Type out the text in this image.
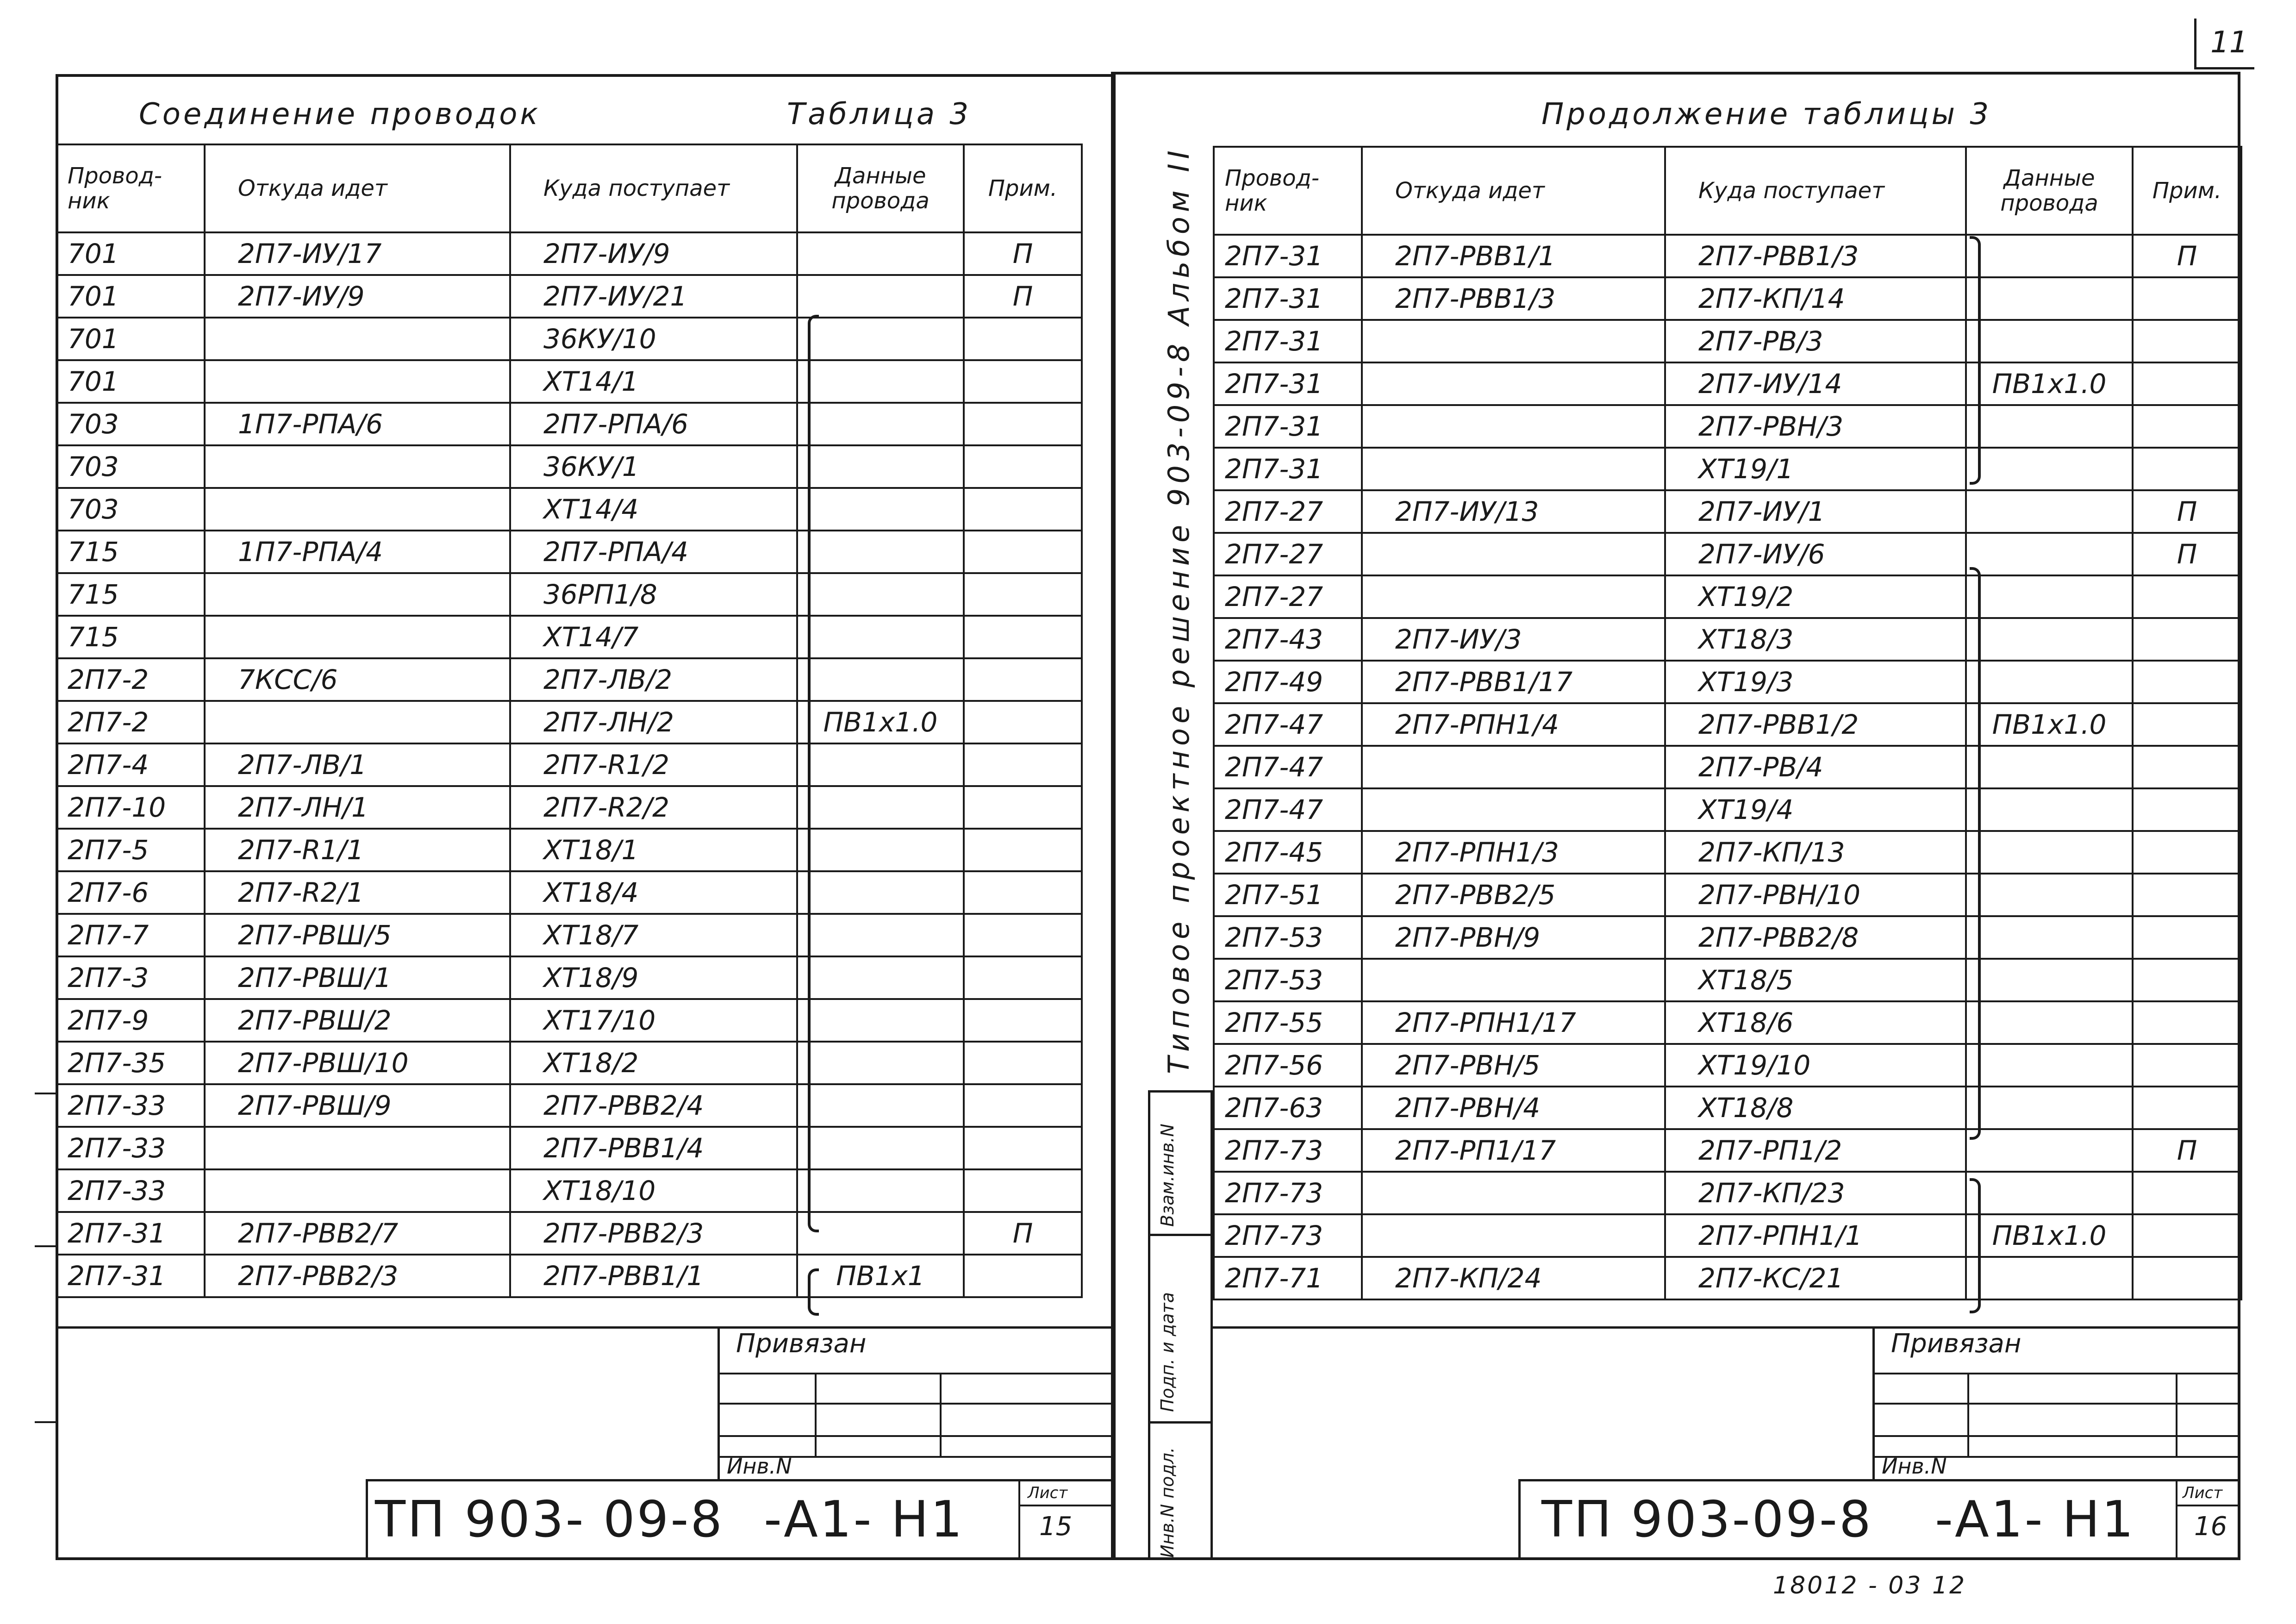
11
Соединение проводок	Таблица 3
Провод-ник	Откуда идет	Куда поступает	Данные провода	Прим.
701	2П7-ИУ/17	2П7-ИУ/9		П
701	2П7-ИУ/9	2П7-ИУ/21		П
701		36КУ/10		
701		XT14/1		
703	1П7-РПА/6	2П7-РПА/6		
703		36КУ/1		
703		XT14/4		
715	1П7-РПА/4	2П7-РПА/4		
715		36РП1/8		
715		XT14/7		
2П7-2	7КСС/6	2П7-ЛВ/2		
2П7-2		2П7-ЛН/2	ПВ1х1.0	
2П7-4	2П7-ЛВ/1	2П7-R1/2		
2П7-10	2П7-ЛН/1	2П7-R2/2		
2П7-5	2П7-R1/1	XT18/1		
2П7-6	2П7-R2/1	XT18/4		
2П7-7	2П7-РВШ/5	XT18/7		
2П7-3	2П7-РВШ/1	XT18/9		
2П7-9	2П7-РВШ/2	XT17/10		
2П7-35	2П7-РВШ/10	XT18/2		
2П7-33	2П7-РВШ/9	2П7-РВВ2/4		
2П7-33		2П7-РВВ1/4		
2П7-33		XT18/10		
2П7-31	2П7-РВВ2/7	2П7-РВВ2/3		П
2П7-31	2П7-РВВ2/3	2П7-РВВ1/1	ПВ1х1	
Привязан
Инв.N
ТП 903- 09-8 -А1- Н1	Лист
15
Типовое проектное решение 903-09-8 Альбом II
Взам.инв.N
Подп. и дата
Инв.N подл.
Продолжение таблицы 3
Провод-ник	Откуда идет	Куда поступает	Данные провода	Прим.
2П7-31	2П7-РВВ1/1	2П7-РВВ1/3		П
2П7-31	2П7-РВВ1/3	2П7-КП/14		
2П7-31		2П7-РВ/3		
2П7-31		2П7-ИУ/14	ПВ1х1.0	
2П7-31		2П7-РВН/3		
2П7-31		XT19/1		
2П7-27	2П7-ИУ/13	2П7-ИУ/1		П
2П7-27		2П7-ИУ/6		П
2П7-27		XT19/2		
2П7-43	2П7-ИУ/3	XT18/3		
2П7-49	2П7-РВВ1/17	XT19/3		
2П7-47	2П7-РПН1/4	2П7-РВВ1/2	ПВ1х1.0	
2П7-47		2П7-РВ/4		
2П7-47		XT19/4		
2П7-45	2П7-РПН1/3	2П7-КП/13		
2П7-51	2П7-РВВ2/5	2П7-РВН/10		
2П7-53	2П7-РВН/9	2П7-РВВ2/8		
2П7-53		XT18/5		
2П7-55	2П7-РПН1/17	XT18/6		
2П7-56	2П7-РВН/5	XT19/10		
2П7-63	2П7-РВН/4	XT18/8		
2П7-73	2П7-РП1/17	2П7-РП1/2		П
2П7-73		2П7-КП/23		
2П7-73		2П7-РПН1/1	ПВ1х1.0	
2П7-71	2П7-КП/24	2П7-КС/21		
Привязан
Инв.N
ТП 903-09-8 -А1- Н1	Лист
16
18012 - 03 12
-=-=-=-=-
Request: With the pictures omitted, reproduce the records in full and exactly.

Solution:
Type out the text in this image.
11
Соединение проводок	Таблица 3
Провод-ник	Откуда идет	Куда поступает	Данные провода	Прим.
701	2П7-ИУ/17	2П7-ИУ/9		П
701	2П7-ИУ/9	2П7-ИУ/21		П
701		36КУ/10		
701		XT14/1		
703	1П7-РПА/6	2П7-РПА/6		
703		36КУ/1		
703		XT14/4		
715	1П7-РПА/4	2П7-РПА/4		
715		36РП1/8		
715		XT14/7		
2П7-2	7КСС/6	2П7-ЛВ/2		
2П7-2		2П7-ЛН/2	ПВ1х1.0	
2П7-4	2П7-ЛВ/1	2П7-R1/2		
2П7-10	2П7-ЛН/1	2П7-R2/2		
2П7-5	2П7-R1/1	XT18/1		
2П7-6	2П7-R2/1	XT18/4		
2П7-7	2П7-РВШ/5	XT18/7		
2П7-3	2П7-РВШ/1	XT18/9		
2П7-9	2П7-РВШ/2	XT17/10		
2П7-35	2П7-РВШ/10	XT18/2		
2П7-33	2П7-РВШ/9	2П7-РВВ2/4		
2П7-33		2П7-РВВ1/4		
2П7-33		XT18/10		
2П7-31	2П7-РВВ2/7	2П7-РВВ2/3		П
2П7-31	2П7-РВВ2/3	2П7-РВВ1/1	ПВ1х1	
Привязан
Инв.N
ТП 903- 09-8 -А1- Н1	Лист
15
Типовое проектное решение 903-09-8 Альбом II
Взам.инв.N
Подп. и дата
Инв.N подл.
Продолжение таблицы 3
Провод-ник	Откуда идет	Куда поступает	Данные провода	Прим.
2П7-31	2П7-РВВ1/1	2П7-РВВ1/3		П
2П7-31	2П7-РВВ1/3	2П7-КП/14		
2П7-31		2П7-РВ/3		
2П7-31		2П7-ИУ/14	ПВ1х1.0	
2П7-31		2П7-РВН/3		
2П7-31		XT19/1		
2П7-27	2П7-ИУ/13	2П7-ИУ/1		П
2П7-27		2П7-ИУ/6		П
2П7-27		XT19/2		
2П7-43	2П7-ИУ/3	XT18/3		
2П7-49	2П7-РВВ1/17	XT19/3		
2П7-47	2П7-РПН1/4	2П7-РВВ1/2	ПВ1х1.0	
2П7-47		2П7-РВ/4		
2П7-47		XT19/4		
2П7-45	2П7-РПН1/3	2П7-КП/13		
2П7-51	2П7-РВВ2/5	2П7-РВН/10		
2П7-53	2П7-РВН/9	2П7-РВВ2/8		
2П7-53		XT18/5		
2П7-55	2П7-РПН1/17	XT18/6		
2П7-56	2П7-РВН/5	XT19/10		
2П7-63	2П7-РВН/4	XT18/8		
2П7-73	2П7-РП1/17	2П7-РП1/2		П
2П7-73		2П7-КП/23		
2П7-73		2П7-РПН1/1	ПВ1х1.0	
2П7-71	2П7-КП/24	2П7-КС/21		
Привязан
Инв.N
ТП 903-09-8 -А1- Н1	Лист
16
18012 - 03 12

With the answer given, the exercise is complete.